# EXCERPT start

Thursday, 12 December 2013

invalid byte sequence in UTF-8

Often we come across this #FiveWordTechHorror "invalid byte sequence in UTF-8" while working on Ruby projects or projects built on Ruby Framework (Ex : Rails).

This error occurs when we try to decode any string which has foreign characters (not plain English) which are submitted either through Javascript or say form using Rails and are not properly encoded .

So, the question is how to properly encode & decode ?

1) When submitted through Javascript :-
Use encodeURI or encodeURI() or encodeURIComponent() method to encode.
Ex : Suppose name contains unicode characters.
       encoded_name = encodeURI(name)

On ruby side decode it using CGI::unescape method.
Ex: Suppose encoded_name in params is received as params[:encoded_name]
      name = CGI::unescape(param[:encoded_name])

# EXCERPT end

Extend the blog post about the "invalid byte sequence in UTF-8" error in Ruby, starting right after its last line.

# EXTRACTED MATERIAL start

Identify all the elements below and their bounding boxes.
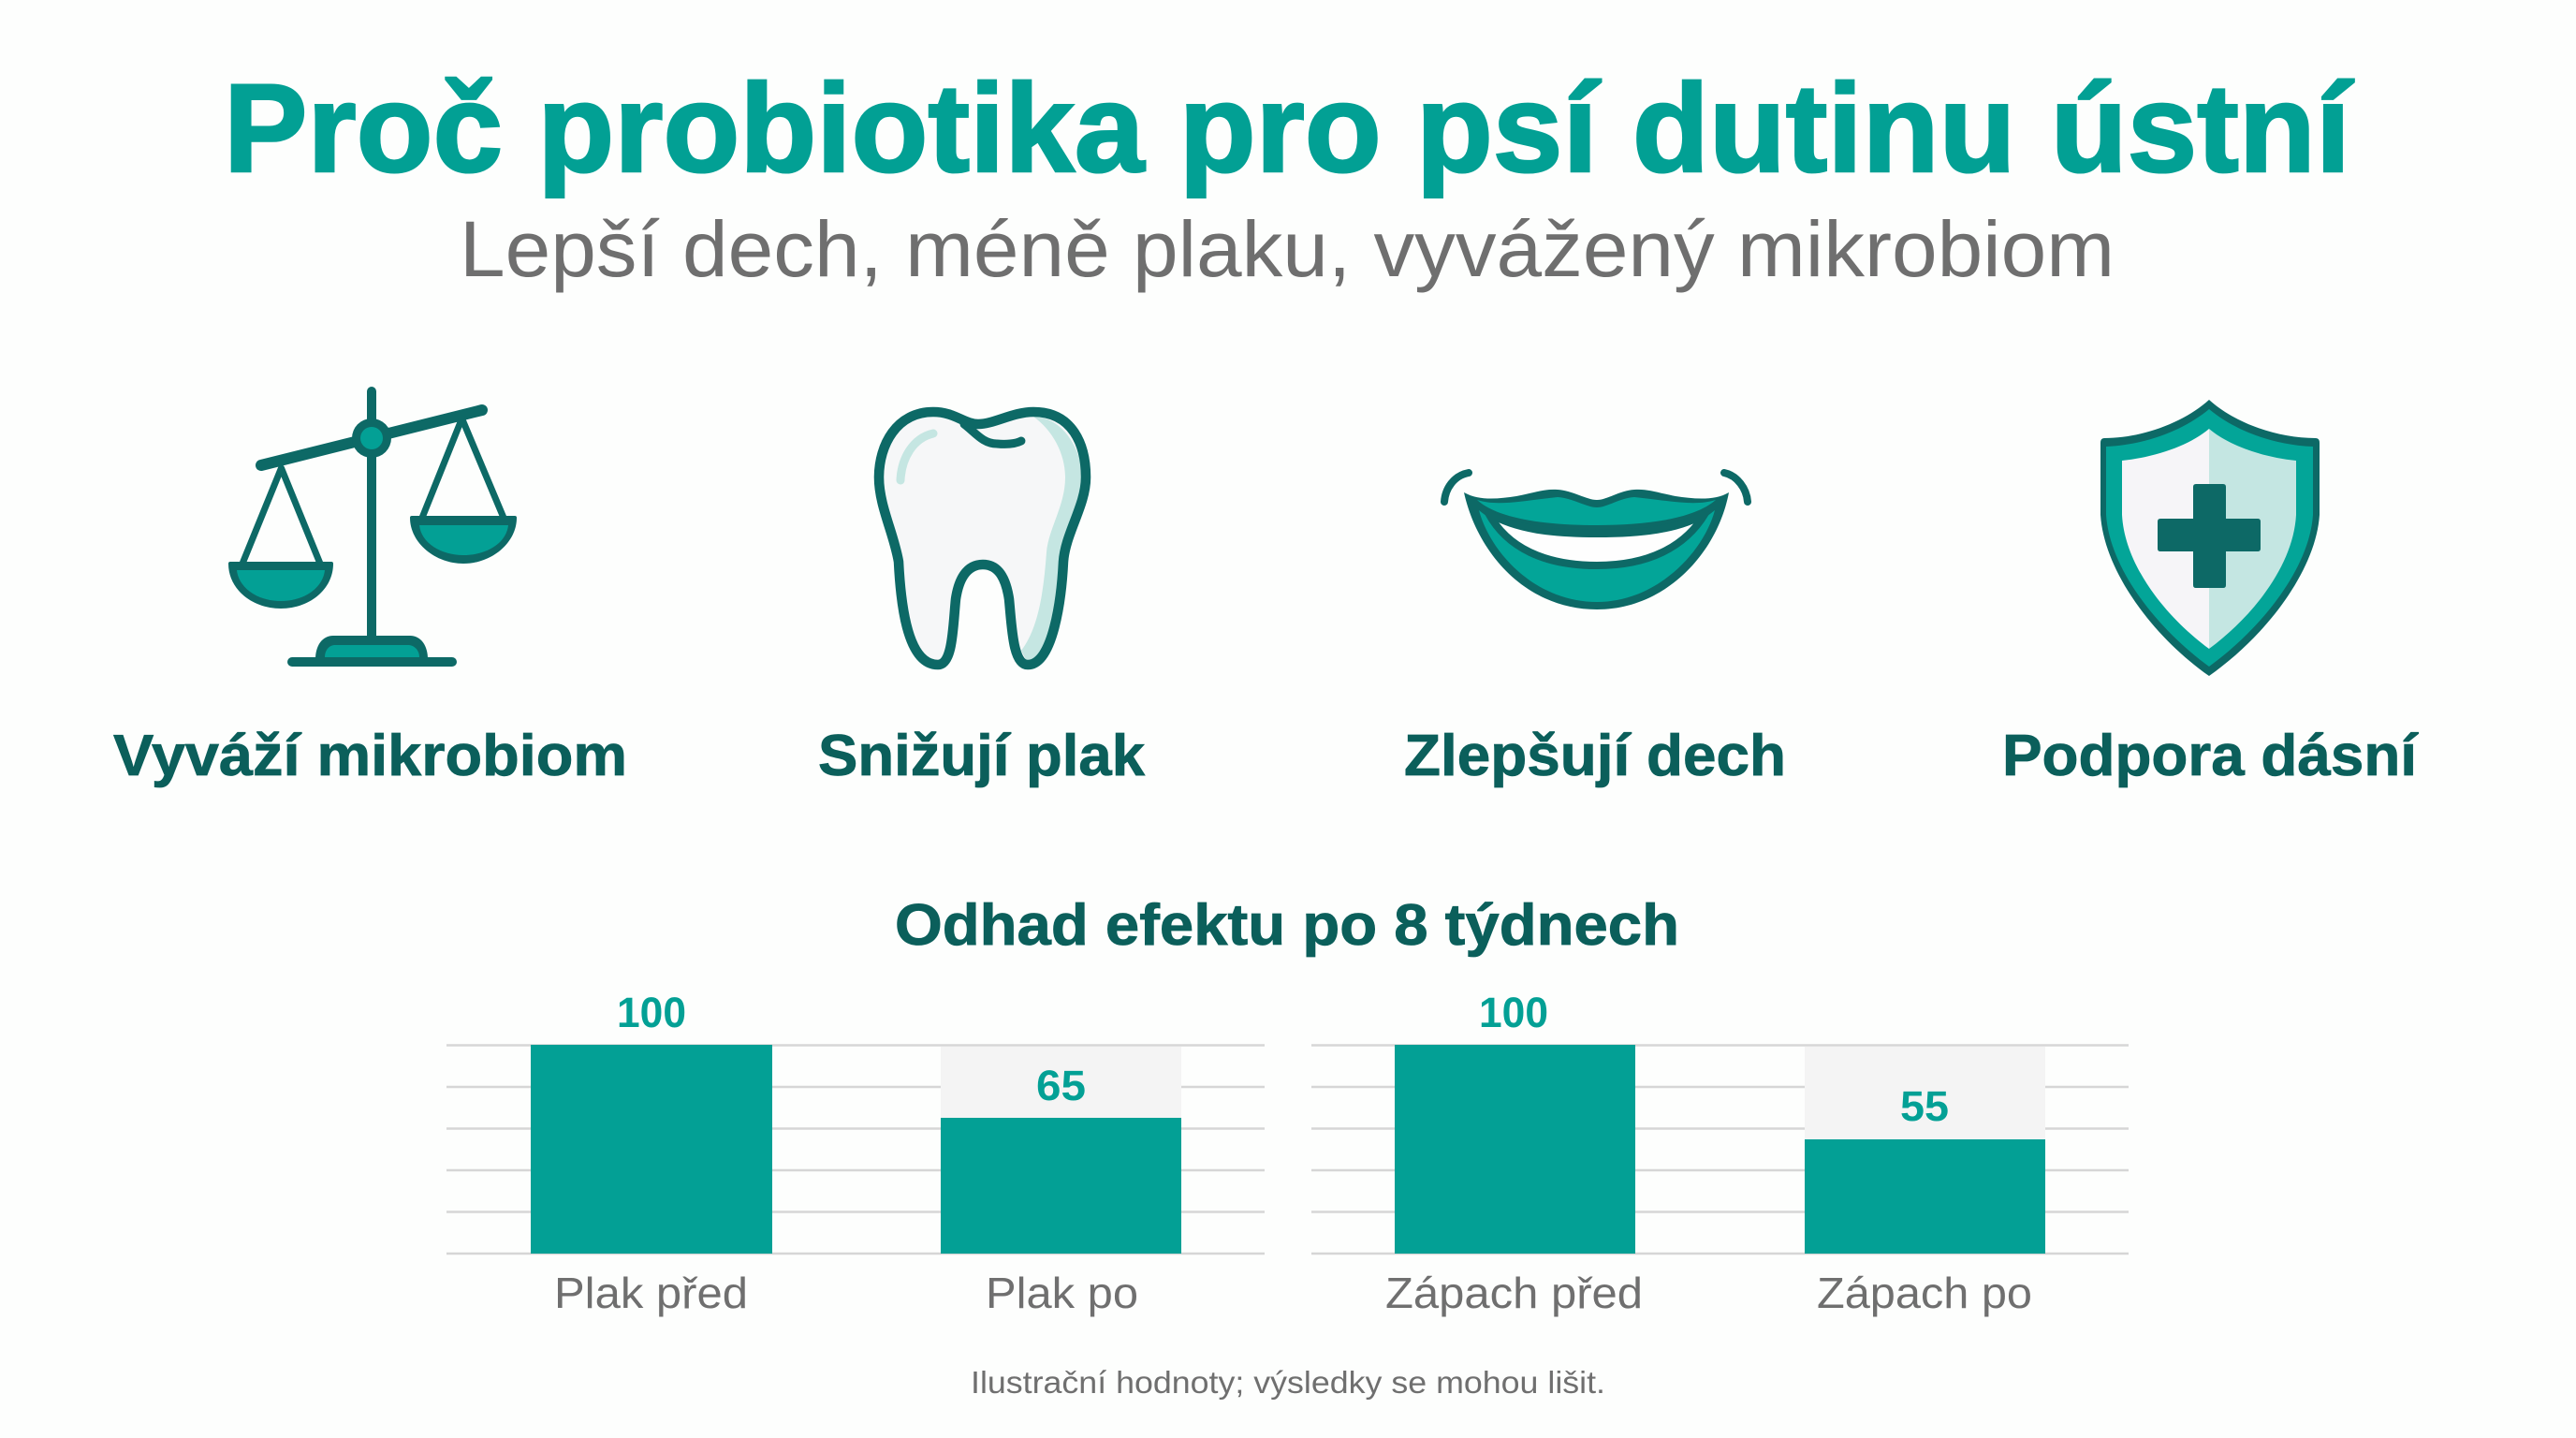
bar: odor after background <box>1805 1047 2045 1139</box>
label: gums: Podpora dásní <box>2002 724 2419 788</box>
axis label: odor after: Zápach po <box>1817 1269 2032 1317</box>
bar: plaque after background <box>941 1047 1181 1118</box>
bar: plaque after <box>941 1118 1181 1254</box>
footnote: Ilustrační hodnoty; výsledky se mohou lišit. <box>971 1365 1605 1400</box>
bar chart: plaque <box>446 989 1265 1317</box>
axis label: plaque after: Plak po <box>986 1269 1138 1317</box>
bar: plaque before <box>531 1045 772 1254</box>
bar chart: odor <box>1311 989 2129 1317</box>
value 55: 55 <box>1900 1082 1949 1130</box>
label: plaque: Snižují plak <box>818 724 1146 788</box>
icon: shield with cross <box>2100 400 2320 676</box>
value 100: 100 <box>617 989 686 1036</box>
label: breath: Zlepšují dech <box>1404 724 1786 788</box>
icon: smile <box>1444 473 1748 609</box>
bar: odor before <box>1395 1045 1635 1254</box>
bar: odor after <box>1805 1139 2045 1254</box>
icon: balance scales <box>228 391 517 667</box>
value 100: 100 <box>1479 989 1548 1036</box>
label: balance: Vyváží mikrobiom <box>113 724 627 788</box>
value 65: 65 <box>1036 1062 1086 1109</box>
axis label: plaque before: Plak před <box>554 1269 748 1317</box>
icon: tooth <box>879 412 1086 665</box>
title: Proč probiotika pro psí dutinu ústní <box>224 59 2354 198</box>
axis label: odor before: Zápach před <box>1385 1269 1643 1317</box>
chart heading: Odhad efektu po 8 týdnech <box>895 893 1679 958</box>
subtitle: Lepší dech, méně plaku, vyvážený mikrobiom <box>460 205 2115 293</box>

# EXTRACTED MATERIAL end
# EXTRACTED MATERIAL start

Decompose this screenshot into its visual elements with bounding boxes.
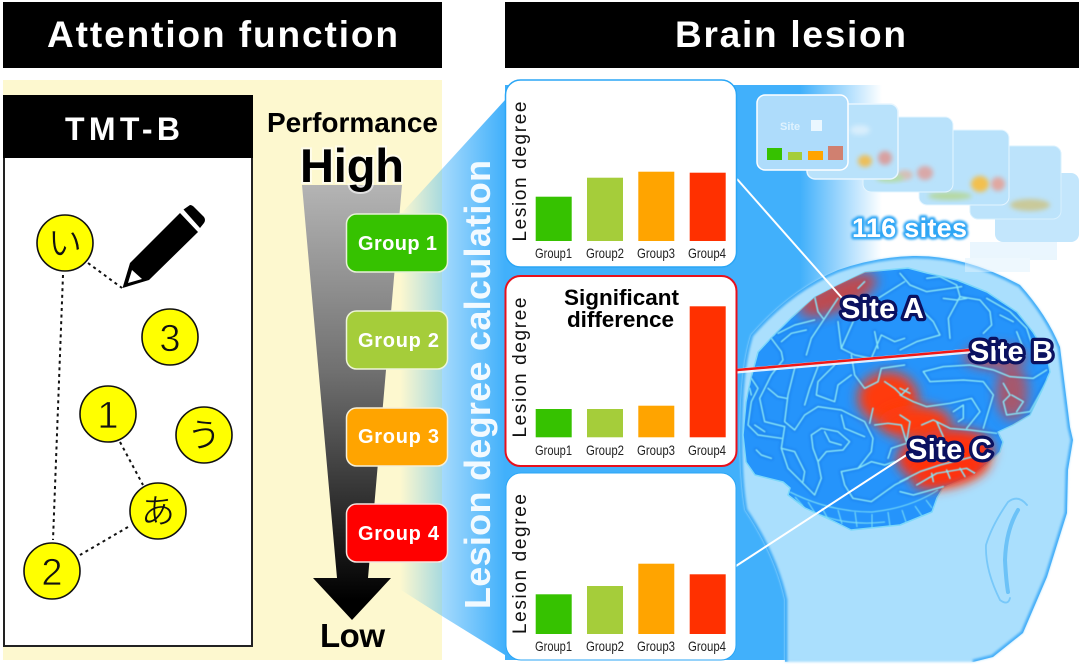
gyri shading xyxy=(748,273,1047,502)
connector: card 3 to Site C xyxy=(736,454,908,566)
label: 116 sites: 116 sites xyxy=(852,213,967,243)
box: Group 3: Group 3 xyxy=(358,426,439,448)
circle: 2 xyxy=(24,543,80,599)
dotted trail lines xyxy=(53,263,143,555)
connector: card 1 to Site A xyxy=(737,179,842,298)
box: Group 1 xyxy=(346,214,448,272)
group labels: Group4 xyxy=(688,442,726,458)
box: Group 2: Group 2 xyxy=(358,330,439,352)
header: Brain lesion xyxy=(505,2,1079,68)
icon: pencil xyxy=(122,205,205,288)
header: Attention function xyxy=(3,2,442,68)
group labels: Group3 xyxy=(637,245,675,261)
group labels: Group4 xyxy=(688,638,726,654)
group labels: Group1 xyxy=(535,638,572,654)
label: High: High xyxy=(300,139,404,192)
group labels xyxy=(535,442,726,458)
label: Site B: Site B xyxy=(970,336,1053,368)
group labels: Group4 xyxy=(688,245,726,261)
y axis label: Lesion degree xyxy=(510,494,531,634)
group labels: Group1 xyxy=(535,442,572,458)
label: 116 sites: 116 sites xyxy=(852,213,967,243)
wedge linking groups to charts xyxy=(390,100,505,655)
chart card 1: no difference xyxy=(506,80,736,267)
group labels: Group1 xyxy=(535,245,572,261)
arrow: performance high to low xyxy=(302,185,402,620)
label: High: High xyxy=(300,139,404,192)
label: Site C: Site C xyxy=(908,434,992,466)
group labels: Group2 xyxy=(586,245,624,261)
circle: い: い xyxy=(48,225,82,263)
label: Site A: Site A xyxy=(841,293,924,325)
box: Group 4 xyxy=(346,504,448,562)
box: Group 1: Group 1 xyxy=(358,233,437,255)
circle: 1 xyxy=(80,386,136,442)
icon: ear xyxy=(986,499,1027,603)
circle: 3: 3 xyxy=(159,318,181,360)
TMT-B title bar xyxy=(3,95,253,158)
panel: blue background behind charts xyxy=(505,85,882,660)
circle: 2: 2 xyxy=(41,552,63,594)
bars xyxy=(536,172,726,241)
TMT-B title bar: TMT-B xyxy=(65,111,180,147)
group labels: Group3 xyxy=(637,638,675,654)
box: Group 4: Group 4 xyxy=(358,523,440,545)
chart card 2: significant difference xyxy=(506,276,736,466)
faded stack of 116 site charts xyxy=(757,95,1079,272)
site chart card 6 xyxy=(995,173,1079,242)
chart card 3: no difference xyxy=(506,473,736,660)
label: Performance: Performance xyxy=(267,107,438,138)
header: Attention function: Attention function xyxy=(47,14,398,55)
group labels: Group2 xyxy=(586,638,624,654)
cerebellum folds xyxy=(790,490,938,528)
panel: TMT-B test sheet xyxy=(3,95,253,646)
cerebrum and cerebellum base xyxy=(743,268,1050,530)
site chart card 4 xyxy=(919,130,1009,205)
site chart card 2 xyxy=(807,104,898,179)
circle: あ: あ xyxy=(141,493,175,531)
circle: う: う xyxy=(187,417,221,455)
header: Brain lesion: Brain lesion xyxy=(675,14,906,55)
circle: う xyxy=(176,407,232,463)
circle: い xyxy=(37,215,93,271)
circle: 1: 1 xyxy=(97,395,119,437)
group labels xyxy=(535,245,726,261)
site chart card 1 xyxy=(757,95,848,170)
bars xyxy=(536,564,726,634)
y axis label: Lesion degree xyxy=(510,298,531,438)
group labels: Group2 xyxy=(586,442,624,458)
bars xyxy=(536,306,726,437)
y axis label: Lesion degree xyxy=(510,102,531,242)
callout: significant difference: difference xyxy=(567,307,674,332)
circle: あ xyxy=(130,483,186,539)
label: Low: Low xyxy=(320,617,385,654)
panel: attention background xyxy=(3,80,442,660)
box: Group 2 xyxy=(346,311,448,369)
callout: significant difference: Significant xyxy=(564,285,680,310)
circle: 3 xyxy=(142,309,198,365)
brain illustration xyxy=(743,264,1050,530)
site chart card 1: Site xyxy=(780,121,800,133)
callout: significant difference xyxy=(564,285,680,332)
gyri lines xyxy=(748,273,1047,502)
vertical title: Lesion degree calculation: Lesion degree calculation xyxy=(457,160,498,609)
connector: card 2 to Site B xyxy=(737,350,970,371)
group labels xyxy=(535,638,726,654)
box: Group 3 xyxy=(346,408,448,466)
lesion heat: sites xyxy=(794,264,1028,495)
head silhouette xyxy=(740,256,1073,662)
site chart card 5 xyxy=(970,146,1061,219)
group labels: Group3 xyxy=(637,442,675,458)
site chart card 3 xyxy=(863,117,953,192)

# EXTRACTED MATERIAL end

_EXERCISE RESULT_.
2) When submitted through Rails form :-
i) Use CGI::escape method to encode it and CGI::unescape method to decode it.
   Ex : encoded_name = CGI::escape(name)
          name = CGI::unescape(param[:encoded_name])


ii) Use unpack method of String class and then pack it using pack method of Array class.
     Ex : unpacked_name = name.unpack('U*')
            #This above statement return array of integers which are Base10 equivalent of  each characters hex code.
            name = unpacked_name.pack('U*')